PROMPT.
Leave out the pictures and repeat every record exactly.

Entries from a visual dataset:
START

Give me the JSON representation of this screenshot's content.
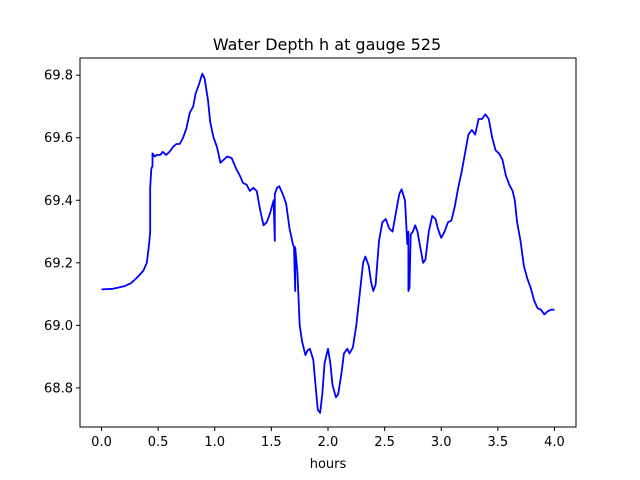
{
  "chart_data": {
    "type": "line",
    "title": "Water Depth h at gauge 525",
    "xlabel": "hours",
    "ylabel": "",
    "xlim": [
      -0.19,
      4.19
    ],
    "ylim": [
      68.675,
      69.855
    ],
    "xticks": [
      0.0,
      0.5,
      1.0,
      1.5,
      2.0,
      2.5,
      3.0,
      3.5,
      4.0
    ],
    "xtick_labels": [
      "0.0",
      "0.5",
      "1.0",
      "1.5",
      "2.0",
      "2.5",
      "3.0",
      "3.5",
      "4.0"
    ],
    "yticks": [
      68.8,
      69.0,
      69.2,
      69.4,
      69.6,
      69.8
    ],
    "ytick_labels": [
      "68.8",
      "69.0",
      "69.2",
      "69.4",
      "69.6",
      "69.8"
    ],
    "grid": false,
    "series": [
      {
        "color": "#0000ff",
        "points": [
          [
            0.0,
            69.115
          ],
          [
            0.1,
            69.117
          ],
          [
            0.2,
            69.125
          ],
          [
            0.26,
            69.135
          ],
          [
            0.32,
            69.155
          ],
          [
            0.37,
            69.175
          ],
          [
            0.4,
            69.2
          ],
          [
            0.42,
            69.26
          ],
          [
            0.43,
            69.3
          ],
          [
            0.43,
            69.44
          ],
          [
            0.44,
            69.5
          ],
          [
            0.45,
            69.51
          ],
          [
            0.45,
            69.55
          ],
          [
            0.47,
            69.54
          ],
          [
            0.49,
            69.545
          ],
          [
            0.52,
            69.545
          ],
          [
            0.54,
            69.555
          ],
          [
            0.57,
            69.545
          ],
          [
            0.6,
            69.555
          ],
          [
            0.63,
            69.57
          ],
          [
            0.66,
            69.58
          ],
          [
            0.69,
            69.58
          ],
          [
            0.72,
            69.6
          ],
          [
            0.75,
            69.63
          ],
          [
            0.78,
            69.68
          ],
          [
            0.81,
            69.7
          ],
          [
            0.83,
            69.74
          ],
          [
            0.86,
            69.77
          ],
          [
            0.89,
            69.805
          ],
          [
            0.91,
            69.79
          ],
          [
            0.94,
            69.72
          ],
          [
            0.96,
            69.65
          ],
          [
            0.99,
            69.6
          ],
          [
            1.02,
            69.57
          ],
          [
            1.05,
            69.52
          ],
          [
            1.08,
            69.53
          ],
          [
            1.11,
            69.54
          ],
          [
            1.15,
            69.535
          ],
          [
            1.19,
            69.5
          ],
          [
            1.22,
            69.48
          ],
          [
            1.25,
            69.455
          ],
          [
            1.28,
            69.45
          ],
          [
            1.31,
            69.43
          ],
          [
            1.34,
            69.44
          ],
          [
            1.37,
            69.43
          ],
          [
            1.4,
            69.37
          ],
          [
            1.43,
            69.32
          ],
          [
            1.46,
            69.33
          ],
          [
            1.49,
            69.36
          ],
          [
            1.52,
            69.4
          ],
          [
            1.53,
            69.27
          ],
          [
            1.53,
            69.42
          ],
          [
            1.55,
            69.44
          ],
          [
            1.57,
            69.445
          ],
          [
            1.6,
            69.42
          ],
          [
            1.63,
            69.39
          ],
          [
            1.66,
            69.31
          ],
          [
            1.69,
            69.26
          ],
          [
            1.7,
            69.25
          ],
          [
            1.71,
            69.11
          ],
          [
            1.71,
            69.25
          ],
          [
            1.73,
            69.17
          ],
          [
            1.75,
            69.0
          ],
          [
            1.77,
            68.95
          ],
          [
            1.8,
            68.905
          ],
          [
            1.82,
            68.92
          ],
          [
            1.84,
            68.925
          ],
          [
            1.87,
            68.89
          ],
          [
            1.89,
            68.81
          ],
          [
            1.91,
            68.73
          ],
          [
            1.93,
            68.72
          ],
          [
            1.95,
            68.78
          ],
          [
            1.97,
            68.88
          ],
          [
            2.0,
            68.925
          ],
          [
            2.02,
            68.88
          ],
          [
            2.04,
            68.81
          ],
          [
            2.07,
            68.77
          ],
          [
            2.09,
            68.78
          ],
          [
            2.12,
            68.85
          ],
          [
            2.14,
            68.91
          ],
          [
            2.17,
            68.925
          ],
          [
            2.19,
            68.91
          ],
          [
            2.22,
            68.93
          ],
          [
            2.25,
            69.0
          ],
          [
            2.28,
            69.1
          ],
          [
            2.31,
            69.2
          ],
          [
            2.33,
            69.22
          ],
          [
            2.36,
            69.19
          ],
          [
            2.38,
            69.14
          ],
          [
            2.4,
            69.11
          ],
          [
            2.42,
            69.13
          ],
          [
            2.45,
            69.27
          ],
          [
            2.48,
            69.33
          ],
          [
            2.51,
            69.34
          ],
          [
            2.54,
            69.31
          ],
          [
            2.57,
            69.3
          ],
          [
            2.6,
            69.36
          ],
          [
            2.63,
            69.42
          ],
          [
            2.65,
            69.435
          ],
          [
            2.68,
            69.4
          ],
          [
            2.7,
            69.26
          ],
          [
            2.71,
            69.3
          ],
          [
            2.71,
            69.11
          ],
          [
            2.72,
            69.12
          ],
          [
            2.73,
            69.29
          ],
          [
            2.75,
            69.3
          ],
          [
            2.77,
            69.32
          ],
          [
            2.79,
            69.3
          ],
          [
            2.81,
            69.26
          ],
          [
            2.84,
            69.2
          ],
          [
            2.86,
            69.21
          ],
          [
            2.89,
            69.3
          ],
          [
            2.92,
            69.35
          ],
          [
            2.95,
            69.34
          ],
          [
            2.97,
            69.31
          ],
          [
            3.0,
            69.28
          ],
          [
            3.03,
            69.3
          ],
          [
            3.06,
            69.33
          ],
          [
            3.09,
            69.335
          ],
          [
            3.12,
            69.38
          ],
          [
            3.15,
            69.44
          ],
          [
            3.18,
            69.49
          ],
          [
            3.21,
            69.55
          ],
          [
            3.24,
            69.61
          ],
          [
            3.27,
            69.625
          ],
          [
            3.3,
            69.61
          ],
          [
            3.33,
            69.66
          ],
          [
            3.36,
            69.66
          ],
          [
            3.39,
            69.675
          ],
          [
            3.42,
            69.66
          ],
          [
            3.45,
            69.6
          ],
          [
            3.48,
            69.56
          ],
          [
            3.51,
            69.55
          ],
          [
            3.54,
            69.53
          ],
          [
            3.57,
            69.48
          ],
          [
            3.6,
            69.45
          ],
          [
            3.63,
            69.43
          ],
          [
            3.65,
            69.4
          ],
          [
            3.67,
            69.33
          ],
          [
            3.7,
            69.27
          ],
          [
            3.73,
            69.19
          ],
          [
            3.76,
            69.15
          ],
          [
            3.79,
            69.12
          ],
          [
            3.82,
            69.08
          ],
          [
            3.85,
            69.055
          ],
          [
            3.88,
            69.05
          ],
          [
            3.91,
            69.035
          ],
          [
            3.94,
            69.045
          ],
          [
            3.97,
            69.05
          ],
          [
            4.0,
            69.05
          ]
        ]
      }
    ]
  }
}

END

EXERCISE RESPONSE.
Give me the JSON representation of this screenshot's content.
{
  "chart_data": {
    "type": "line",
    "title": "Water Depth h at gauge 525",
    "xlabel": "hours",
    "ylabel": "",
    "xlim": [
      -0.19,
      4.19
    ],
    "ylim": [
      68.675,
      69.855
    ],
    "xticks": [
      0.0,
      0.5,
      1.0,
      1.5,
      2.0,
      2.5,
      3.0,
      3.5,
      4.0
    ],
    "xtick_labels": [
      "0.0",
      "0.5",
      "1.0",
      "1.5",
      "2.0",
      "2.5",
      "3.0",
      "3.5",
      "4.0"
    ],
    "yticks": [
      68.8,
      69.0,
      69.2,
      69.4,
      69.6,
      69.8
    ],
    "ytick_labels": [
      "68.8",
      "69.0",
      "69.2",
      "69.4",
      "69.6",
      "69.8"
    ],
    "grid": false,
    "series": [
      {
        "color": "#0000ff",
        "points": [
          [
            0.0,
            69.115
          ],
          [
            0.1,
            69.117
          ],
          [
            0.2,
            69.125
          ],
          [
            0.26,
            69.135
          ],
          [
            0.32,
            69.155
          ],
          [
            0.37,
            69.175
          ],
          [
            0.4,
            69.2
          ],
          [
            0.42,
            69.26
          ],
          [
            0.43,
            69.3
          ],
          [
            0.43,
            69.44
          ],
          [
            0.44,
            69.5
          ],
          [
            0.45,
            69.51
          ],
          [
            0.45,
            69.55
          ],
          [
            0.47,
            69.54
          ],
          [
            0.49,
            69.545
          ],
          [
            0.52,
            69.545
          ],
          [
            0.54,
            69.555
          ],
          [
            0.57,
            69.545
          ],
          [
            0.6,
            69.555
          ],
          [
            0.63,
            69.57
          ],
          [
            0.66,
            69.58
          ],
          [
            0.69,
            69.58
          ],
          [
            0.72,
            69.6
          ],
          [
            0.75,
            69.63
          ],
          [
            0.78,
            69.68
          ],
          [
            0.81,
            69.7
          ],
          [
            0.83,
            69.74
          ],
          [
            0.86,
            69.77
          ],
          [
            0.89,
            69.805
          ],
          [
            0.91,
            69.79
          ],
          [
            0.94,
            69.72
          ],
          [
            0.96,
            69.65
          ],
          [
            0.99,
            69.6
          ],
          [
            1.02,
            69.57
          ],
          [
            1.05,
            69.52
          ],
          [
            1.08,
            69.53
          ],
          [
            1.11,
            69.54
          ],
          [
            1.15,
            69.535
          ],
          [
            1.19,
            69.5
          ],
          [
            1.22,
            69.48
          ],
          [
            1.25,
            69.455
          ],
          [
            1.28,
            69.45
          ],
          [
            1.31,
            69.43
          ],
          [
            1.34,
            69.44
          ],
          [
            1.37,
            69.43
          ],
          [
            1.4,
            69.37
          ],
          [
            1.43,
            69.32
          ],
          [
            1.46,
            69.33
          ],
          [
            1.49,
            69.36
          ],
          [
            1.52,
            69.4
          ],
          [
            1.53,
            69.27
          ],
          [
            1.53,
            69.42
          ],
          [
            1.55,
            69.44
          ],
          [
            1.57,
            69.445
          ],
          [
            1.6,
            69.42
          ],
          [
            1.63,
            69.39
          ],
          [
            1.66,
            69.31
          ],
          [
            1.69,
            69.26
          ],
          [
            1.7,
            69.25
          ],
          [
            1.71,
            69.11
          ],
          [
            1.71,
            69.25
          ],
          [
            1.73,
            69.17
          ],
          [
            1.75,
            69.0
          ],
          [
            1.77,
            68.95
          ],
          [
            1.8,
            68.905
          ],
          [
            1.82,
            68.92
          ],
          [
            1.84,
            68.925
          ],
          [
            1.87,
            68.89
          ],
          [
            1.89,
            68.81
          ],
          [
            1.91,
            68.73
          ],
          [
            1.93,
            68.72
          ],
          [
            1.95,
            68.78
          ],
          [
            1.97,
            68.88
          ],
          [
            2.0,
            68.925
          ],
          [
            2.02,
            68.88
          ],
          [
            2.04,
            68.81
          ],
          [
            2.07,
            68.77
          ],
          [
            2.09,
            68.78
          ],
          [
            2.12,
            68.85
          ],
          [
            2.14,
            68.91
          ],
          [
            2.17,
            68.925
          ],
          [
            2.19,
            68.91
          ],
          [
            2.22,
            68.93
          ],
          [
            2.25,
            69.0
          ],
          [
            2.28,
            69.1
          ],
          [
            2.31,
            69.2
          ],
          [
            2.33,
            69.22
          ],
          [
            2.36,
            69.19
          ],
          [
            2.38,
            69.14
          ],
          [
            2.4,
            69.11
          ],
          [
            2.42,
            69.13
          ],
          [
            2.45,
            69.27
          ],
          [
            2.48,
            69.33
          ],
          [
            2.51,
            69.34
          ],
          [
            2.54,
            69.31
          ],
          [
            2.57,
            69.3
          ],
          [
            2.6,
            69.36
          ],
          [
            2.63,
            69.42
          ],
          [
            2.65,
            69.435
          ],
          [
            2.68,
            69.4
          ],
          [
            2.7,
            69.26
          ],
          [
            2.71,
            69.3
          ],
          [
            2.71,
            69.11
          ],
          [
            2.72,
            69.12
          ],
          [
            2.73,
            69.29
          ],
          [
            2.75,
            69.3
          ],
          [
            2.77,
            69.32
          ],
          [
            2.79,
            69.3
          ],
          [
            2.81,
            69.26
          ],
          [
            2.84,
            69.2
          ],
          [
            2.86,
            69.21
          ],
          [
            2.89,
            69.3
          ],
          [
            2.92,
            69.35
          ],
          [
            2.95,
            69.34
          ],
          [
            2.97,
            69.31
          ],
          [
            3.0,
            69.28
          ],
          [
            3.03,
            69.3
          ],
          [
            3.06,
            69.33
          ],
          [
            3.09,
            69.335
          ],
          [
            3.12,
            69.38
          ],
          [
            3.15,
            69.44
          ],
          [
            3.18,
            69.49
          ],
          [
            3.21,
            69.55
          ],
          [
            3.24,
            69.61
          ],
          [
            3.27,
            69.625
          ],
          [
            3.3,
            69.61
          ],
          [
            3.33,
            69.66
          ],
          [
            3.36,
            69.66
          ],
          [
            3.39,
            69.675
          ],
          [
            3.42,
            69.66
          ],
          [
            3.45,
            69.6
          ],
          [
            3.48,
            69.56
          ],
          [
            3.51,
            69.55
          ],
          [
            3.54,
            69.53
          ],
          [
            3.57,
            69.48
          ],
          [
            3.6,
            69.45
          ],
          [
            3.63,
            69.43
          ],
          [
            3.65,
            69.4
          ],
          [
            3.67,
            69.33
          ],
          [
            3.7,
            69.27
          ],
          [
            3.73,
            69.19
          ],
          [
            3.76,
            69.15
          ],
          [
            3.79,
            69.12
          ],
          [
            3.82,
            69.08
          ],
          [
            3.85,
            69.055
          ],
          [
            3.88,
            69.05
          ],
          [
            3.91,
            69.035
          ],
          [
            3.94,
            69.045
          ],
          [
            3.97,
            69.05
          ],
          [
            4.0,
            69.05
          ]
        ]
      }
    ]
  }
}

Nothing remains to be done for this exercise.